WHAT IS ASKED: Skip the images. Copy the records exactly as written.

(Records from a data collection)
········
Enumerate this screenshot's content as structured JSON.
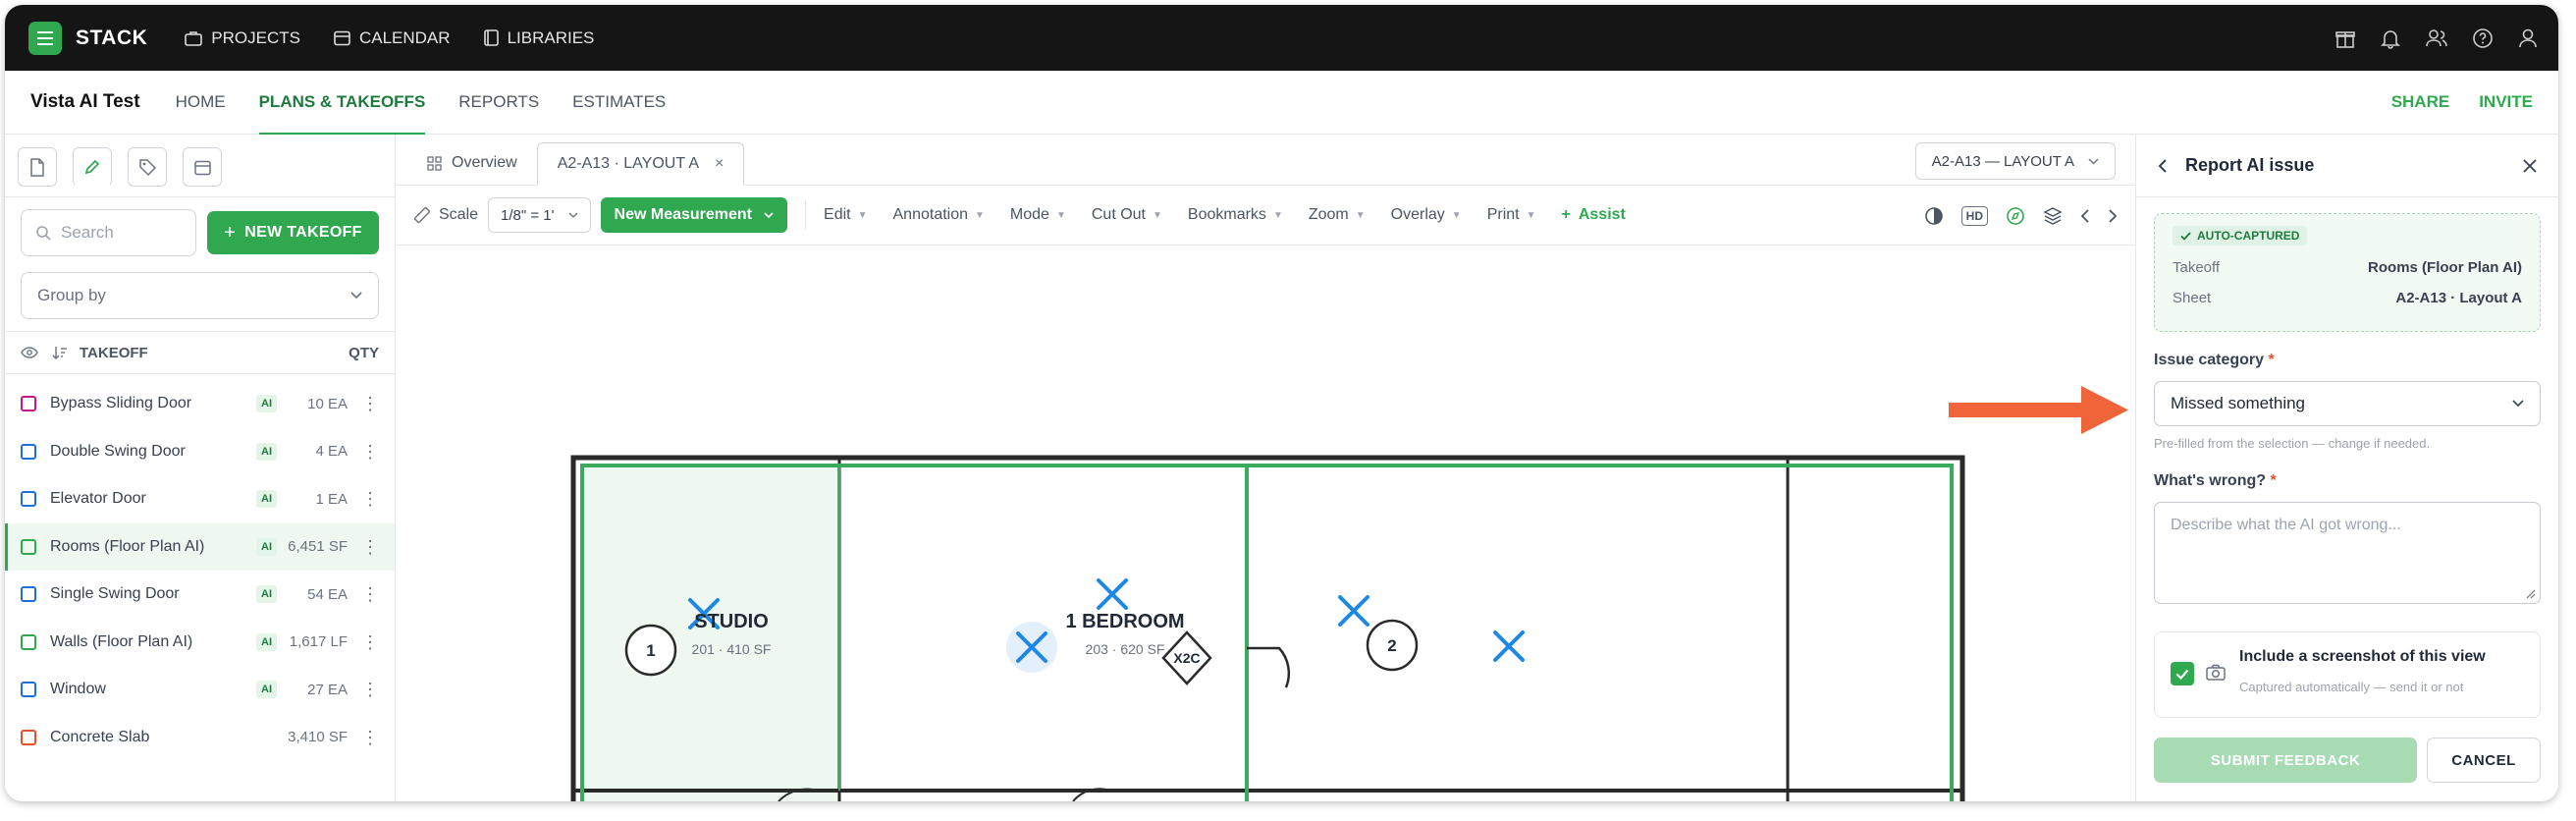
{
  "brand": {
    "name": "STACK",
    "accent": "#2fa84f"
  },
  "topnav": [
    {
      "label": "PROJECTS",
      "icon": "briefcase-icon"
    },
    {
      "label": "CALENDAR",
      "icon": "calendar-icon"
    },
    {
      "label": "LIBRARIES",
      "icon": "book-icon"
    }
  ],
  "top_right_icons": [
    "gift-icon",
    "bell-icon",
    "users-icon",
    "help-icon",
    "user-icon"
  ],
  "project": {
    "name": "Vista AI Test"
  },
  "subnav": {
    "tabs": [
      "HOME",
      "PLANS & TAKEOFFS",
      "REPORTS",
      "ESTIMATES"
    ],
    "active": "PLANS & TAKEOFFS",
    "share_label": "SHARE",
    "invite_label": "INVITE"
  },
  "sidebar": {
    "tabs": [
      "document-icon",
      "pencil-icon",
      "tag-icon",
      "calendar-icon"
    ],
    "search_placeholder": "Search",
    "new_takeoff_label": "NEW TAKEOFF",
    "group_by_placeholder": "Group by",
    "header": {
      "takeoff": "TAKEOFF",
      "qty": "QTY"
    },
    "items": [
      {
        "name": "Bypass Sliding Door",
        "ai": true,
        "qty": "10 EA",
        "color": "#c2188a"
      },
      {
        "name": "Double Swing Door",
        "ai": true,
        "qty": "4 EA",
        "color": "#1e6fd9"
      },
      {
        "name": "Elevator Door",
        "ai": true,
        "qty": "1 EA",
        "color": "#1e6fd9"
      },
      {
        "name": "Rooms (Floor Plan AI)",
        "ai": true,
        "qty": "6,451 SF",
        "color": "#2fa84f",
        "selected": true
      },
      {
        "name": "Single Swing Door",
        "ai": true,
        "qty": "54 EA",
        "color": "#1e6fd9"
      },
      {
        "name": "Walls (Floor Plan AI)",
        "ai": true,
        "qty": "1,617 LF",
        "color": "#2fa84f"
      },
      {
        "name": "Window",
        "ai": true,
        "qty": "27 EA",
        "color": "#1e6fd9"
      },
      {
        "name": "Concrete Slab",
        "ai": false,
        "qty": "3,410 SF",
        "color": "#e0522b"
      }
    ],
    "ai_label": "AI"
  },
  "sheets": {
    "overview_label": "Overview",
    "active_tab": "A2-A13 · LAYOUT A",
    "selector": "A2-A13 — LAYOUT A"
  },
  "toolbar": {
    "scale_label": "Scale",
    "scale_value": "1/8\" = 1'",
    "new_measurement": "New Measurement",
    "menus": [
      "Edit",
      "Annotation",
      "Mode",
      "Cut Out",
      "Bookmarks",
      "Zoom",
      "Overlay",
      "Print"
    ],
    "assist": "Assist",
    "hd": "HD"
  },
  "plan": {
    "rooms": [
      {
        "name": "STUDIO",
        "sub": "201 · 410 SF"
      },
      {
        "name": "1 BEDROOM",
        "sub": "203 · 620 SF"
      }
    ],
    "tags": [
      "1",
      "2"
    ],
    "door_tag": "X2C"
  },
  "panel": {
    "title": "Report AI issue",
    "autocaptured_label": "AUTO-CAPTURED",
    "takeoff_key": "Takeoff",
    "takeoff_value": "Rooms (Floor Plan AI)",
    "sheet_key": "Sheet",
    "sheet_value": "A2-A13 · Layout A",
    "category_label": "Issue category",
    "category_value": "Missed something",
    "category_hint": "Pre-filled from the selection — change if needed.",
    "wrong_label": "What's wrong?",
    "wrong_placeholder": "Describe what the AI got wrong...",
    "screenshot_title": "Include a screenshot of this view",
    "screenshot_sub": "Captured automatically — send it or not",
    "screenshot_checked": true,
    "submit_label": "SUBMIT FEEDBACK",
    "cancel_label": "CANCEL",
    "required_mark": "*"
  },
  "colors": {
    "arrow": "#f0643a",
    "plan_green": "#3aaa5f",
    "marker_blue": "#1e88e5"
  }
}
········
FULL SOLUTION:
Enumerate this screenshot's content as structured JSON.
{
  "brand": {
    "name": "STACK",
    "accent": "#2fa84f"
  },
  "topnav": [
    {
      "label": "PROJECTS",
      "icon": "briefcase-icon"
    },
    {
      "label": "CALENDAR",
      "icon": "calendar-icon"
    },
    {
      "label": "LIBRARIES",
      "icon": "book-icon"
    }
  ],
  "top_right_icons": [
    "gift-icon",
    "bell-icon",
    "users-icon",
    "help-icon",
    "user-icon"
  ],
  "project": {
    "name": "Vista AI Test"
  },
  "subnav": {
    "tabs": [
      "HOME",
      "PLANS & TAKEOFFS",
      "REPORTS",
      "ESTIMATES"
    ],
    "active": "PLANS & TAKEOFFS",
    "share_label": "SHARE",
    "invite_label": "INVITE"
  },
  "sidebar": {
    "tabs": [
      "document-icon",
      "pencil-icon",
      "tag-icon",
      "calendar-icon"
    ],
    "search_placeholder": "Search",
    "new_takeoff_label": "NEW TAKEOFF",
    "group_by_placeholder": "Group by",
    "header": {
      "takeoff": "TAKEOFF",
      "qty": "QTY"
    },
    "items": [
      {
        "name": "Bypass Sliding Door",
        "ai": true,
        "qty": "10 EA",
        "color": "#c2188a"
      },
      {
        "name": "Double Swing Door",
        "ai": true,
        "qty": "4 EA",
        "color": "#1e6fd9"
      },
      {
        "name": "Elevator Door",
        "ai": true,
        "qty": "1 EA",
        "color": "#1e6fd9"
      },
      {
        "name": "Rooms (Floor Plan AI)",
        "ai": true,
        "qty": "6,451 SF",
        "color": "#2fa84f",
        "selected": true
      },
      {
        "name": "Single Swing Door",
        "ai": true,
        "qty": "54 EA",
        "color": "#1e6fd9"
      },
      {
        "name": "Walls (Floor Plan AI)",
        "ai": true,
        "qty": "1,617 LF",
        "color": "#2fa84f"
      },
      {
        "name": "Window",
        "ai": true,
        "qty": "27 EA",
        "color": "#1e6fd9"
      },
      {
        "name": "Concrete Slab",
        "ai": false,
        "qty": "3,410 SF",
        "color": "#e0522b"
      }
    ],
    "ai_label": "AI"
  },
  "sheets": {
    "overview_label": "Overview",
    "active_tab": "A2-A13 · LAYOUT A",
    "selector": "A2-A13 — LAYOUT A"
  },
  "toolbar": {
    "scale_label": "Scale",
    "scale_value": "1/8\" = 1'",
    "new_measurement": "New Measurement",
    "menus": [
      "Edit",
      "Annotation",
      "Mode",
      "Cut Out",
      "Bookmarks",
      "Zoom",
      "Overlay",
      "Print"
    ],
    "assist": "Assist",
    "hd": "HD"
  },
  "plan": {
    "rooms": [
      {
        "name": "STUDIO",
        "sub": "201 · 410 SF"
      },
      {
        "name": "1 BEDROOM",
        "sub": "203 · 620 SF"
      }
    ],
    "tags": [
      "1",
      "2"
    ],
    "door_tag": "X2C"
  },
  "panel": {
    "title": "Report AI issue",
    "autocaptured_label": "AUTO-CAPTURED",
    "takeoff_key": "Takeoff",
    "takeoff_value": "Rooms (Floor Plan AI)",
    "sheet_key": "Sheet",
    "sheet_value": "A2-A13 · Layout A",
    "category_label": "Issue category",
    "category_value": "Missed something",
    "category_hint": "Pre-filled from the selection — change if needed.",
    "wrong_label": "What's wrong?",
    "wrong_placeholder": "Describe what the AI got wrong...",
    "screenshot_title": "Include a screenshot of this view",
    "screenshot_sub": "Captured automatically — send it or not",
    "screenshot_checked": true,
    "submit_label": "SUBMIT FEEDBACK",
    "cancel_label": "CANCEL",
    "required_mark": "*"
  },
  "colors": {
    "arrow": "#f0643a",
    "plan_green": "#3aaa5f",
    "marker_blue": "#1e88e5"
  }
}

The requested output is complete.